# INSTRUCTION
Lines containing the word "师夷长技" are to be counted; state their number and nothing further.

# RECORDS SUPPLIED
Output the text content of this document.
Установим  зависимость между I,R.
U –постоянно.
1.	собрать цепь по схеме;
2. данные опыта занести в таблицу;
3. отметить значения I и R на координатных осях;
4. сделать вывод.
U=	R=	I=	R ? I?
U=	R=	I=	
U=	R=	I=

---

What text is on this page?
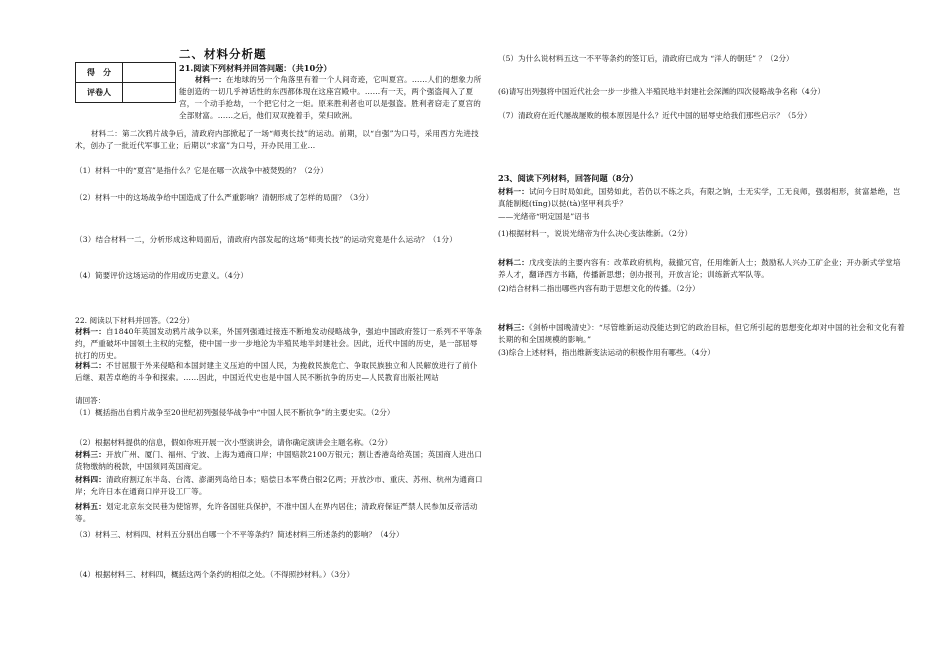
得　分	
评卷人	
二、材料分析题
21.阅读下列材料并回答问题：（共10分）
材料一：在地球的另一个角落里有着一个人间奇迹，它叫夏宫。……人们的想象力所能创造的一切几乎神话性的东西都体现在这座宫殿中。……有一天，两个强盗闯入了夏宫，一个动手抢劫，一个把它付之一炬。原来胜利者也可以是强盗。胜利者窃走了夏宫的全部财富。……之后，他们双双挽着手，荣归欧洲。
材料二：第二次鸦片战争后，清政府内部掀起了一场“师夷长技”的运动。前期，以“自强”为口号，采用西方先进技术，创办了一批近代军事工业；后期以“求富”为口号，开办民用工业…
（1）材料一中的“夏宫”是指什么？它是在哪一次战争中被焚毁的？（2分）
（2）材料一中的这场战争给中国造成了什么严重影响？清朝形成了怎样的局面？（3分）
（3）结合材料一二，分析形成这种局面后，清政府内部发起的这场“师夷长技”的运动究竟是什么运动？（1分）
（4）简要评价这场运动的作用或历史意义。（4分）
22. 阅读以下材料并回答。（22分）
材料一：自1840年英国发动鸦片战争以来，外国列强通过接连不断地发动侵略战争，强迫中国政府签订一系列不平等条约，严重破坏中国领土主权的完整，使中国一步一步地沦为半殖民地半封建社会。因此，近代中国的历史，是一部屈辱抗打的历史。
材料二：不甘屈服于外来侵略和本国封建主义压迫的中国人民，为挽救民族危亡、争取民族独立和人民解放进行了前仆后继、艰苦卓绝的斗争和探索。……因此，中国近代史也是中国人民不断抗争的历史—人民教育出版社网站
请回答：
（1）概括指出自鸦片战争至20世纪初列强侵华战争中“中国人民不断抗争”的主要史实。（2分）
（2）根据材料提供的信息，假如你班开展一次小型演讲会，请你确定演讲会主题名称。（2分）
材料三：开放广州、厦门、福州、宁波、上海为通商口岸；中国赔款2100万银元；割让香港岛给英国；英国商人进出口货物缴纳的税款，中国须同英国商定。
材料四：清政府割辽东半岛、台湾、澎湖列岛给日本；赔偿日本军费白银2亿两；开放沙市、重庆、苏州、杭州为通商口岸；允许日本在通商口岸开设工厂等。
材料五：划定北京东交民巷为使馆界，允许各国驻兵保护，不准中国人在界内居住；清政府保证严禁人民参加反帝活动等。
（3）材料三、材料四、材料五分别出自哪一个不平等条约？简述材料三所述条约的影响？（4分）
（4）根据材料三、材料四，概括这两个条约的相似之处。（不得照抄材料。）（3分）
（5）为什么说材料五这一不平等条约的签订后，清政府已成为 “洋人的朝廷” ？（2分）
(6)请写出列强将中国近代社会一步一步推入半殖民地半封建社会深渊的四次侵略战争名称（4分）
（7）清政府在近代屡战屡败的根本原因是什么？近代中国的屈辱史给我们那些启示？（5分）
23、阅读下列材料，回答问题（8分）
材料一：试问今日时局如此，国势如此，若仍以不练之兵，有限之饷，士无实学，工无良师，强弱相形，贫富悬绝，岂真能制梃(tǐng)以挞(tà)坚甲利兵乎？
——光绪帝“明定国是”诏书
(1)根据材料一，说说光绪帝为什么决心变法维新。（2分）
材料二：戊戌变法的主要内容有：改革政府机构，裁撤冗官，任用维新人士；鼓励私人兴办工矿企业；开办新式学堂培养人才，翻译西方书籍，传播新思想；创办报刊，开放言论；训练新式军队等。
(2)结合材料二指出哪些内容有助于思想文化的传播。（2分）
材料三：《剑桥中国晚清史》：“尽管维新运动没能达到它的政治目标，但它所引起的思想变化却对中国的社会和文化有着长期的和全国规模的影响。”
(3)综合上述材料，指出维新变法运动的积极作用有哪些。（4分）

# TASK RESULT
2